> Dataset items:

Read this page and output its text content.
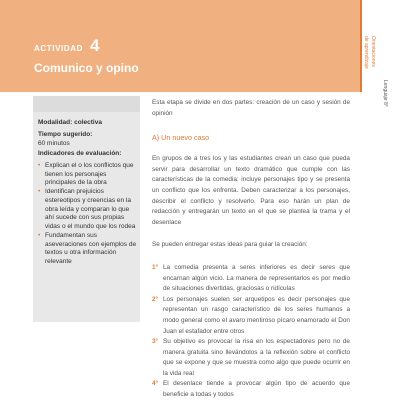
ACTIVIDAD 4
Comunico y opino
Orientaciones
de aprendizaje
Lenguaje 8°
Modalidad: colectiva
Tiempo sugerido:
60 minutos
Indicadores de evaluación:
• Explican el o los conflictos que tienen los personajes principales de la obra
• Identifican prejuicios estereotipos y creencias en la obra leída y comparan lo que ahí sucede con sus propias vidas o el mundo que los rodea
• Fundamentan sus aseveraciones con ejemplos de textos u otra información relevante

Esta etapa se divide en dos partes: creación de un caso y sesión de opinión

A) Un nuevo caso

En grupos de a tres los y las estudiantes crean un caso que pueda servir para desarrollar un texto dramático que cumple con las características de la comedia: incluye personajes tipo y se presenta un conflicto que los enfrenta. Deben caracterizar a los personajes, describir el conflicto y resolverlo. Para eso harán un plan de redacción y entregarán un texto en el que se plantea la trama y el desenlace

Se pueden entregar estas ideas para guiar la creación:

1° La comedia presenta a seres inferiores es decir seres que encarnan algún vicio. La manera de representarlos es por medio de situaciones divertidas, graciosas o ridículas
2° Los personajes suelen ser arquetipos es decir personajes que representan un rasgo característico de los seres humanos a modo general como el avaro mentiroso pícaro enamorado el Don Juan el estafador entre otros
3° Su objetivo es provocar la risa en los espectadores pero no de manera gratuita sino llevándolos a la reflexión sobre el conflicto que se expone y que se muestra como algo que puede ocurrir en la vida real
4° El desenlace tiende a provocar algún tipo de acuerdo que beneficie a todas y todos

--

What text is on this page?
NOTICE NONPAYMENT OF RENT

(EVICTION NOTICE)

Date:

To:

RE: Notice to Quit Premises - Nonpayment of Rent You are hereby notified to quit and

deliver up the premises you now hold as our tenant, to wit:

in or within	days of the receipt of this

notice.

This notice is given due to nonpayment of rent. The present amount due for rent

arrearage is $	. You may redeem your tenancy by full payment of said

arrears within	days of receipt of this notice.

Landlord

==

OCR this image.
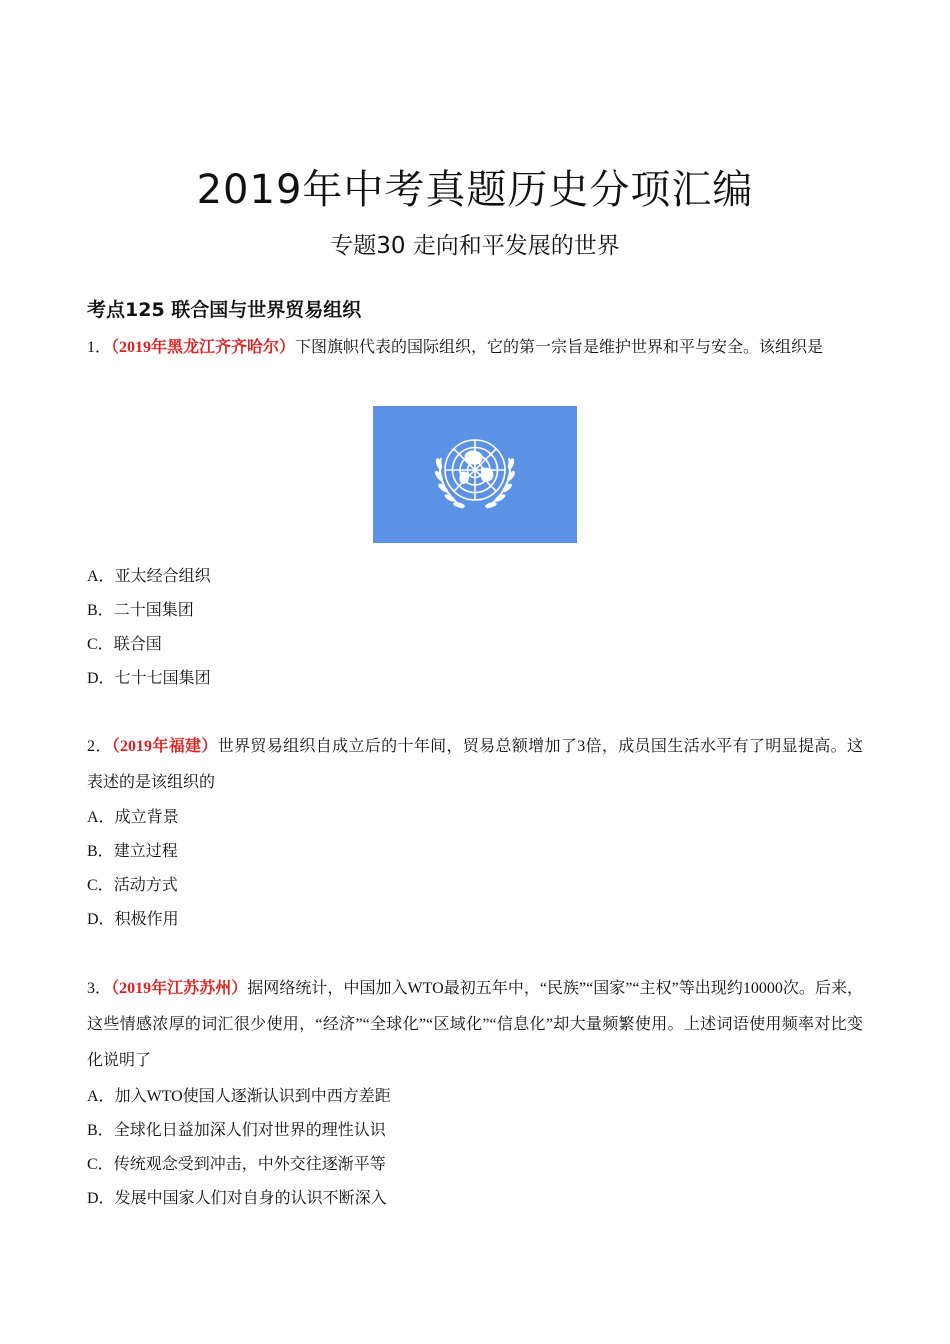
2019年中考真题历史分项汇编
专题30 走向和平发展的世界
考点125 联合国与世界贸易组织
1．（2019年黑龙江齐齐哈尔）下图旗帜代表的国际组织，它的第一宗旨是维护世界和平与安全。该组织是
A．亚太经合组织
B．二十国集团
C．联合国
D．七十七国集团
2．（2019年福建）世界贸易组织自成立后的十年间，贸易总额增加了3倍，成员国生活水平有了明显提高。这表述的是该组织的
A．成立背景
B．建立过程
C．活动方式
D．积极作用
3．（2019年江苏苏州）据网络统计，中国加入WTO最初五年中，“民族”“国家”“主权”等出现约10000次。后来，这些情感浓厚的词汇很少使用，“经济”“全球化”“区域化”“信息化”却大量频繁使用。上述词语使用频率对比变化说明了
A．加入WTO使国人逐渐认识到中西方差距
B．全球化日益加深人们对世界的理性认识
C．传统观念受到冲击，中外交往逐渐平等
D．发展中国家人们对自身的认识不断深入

> THE TASK:
Copy out every line from the records that has the word "creación".

> SOLUTION:
Esta etapa se divide en dos partes: creación de un caso y sesión de opinión
Se pueden entregar estas ideas para guiar la creación:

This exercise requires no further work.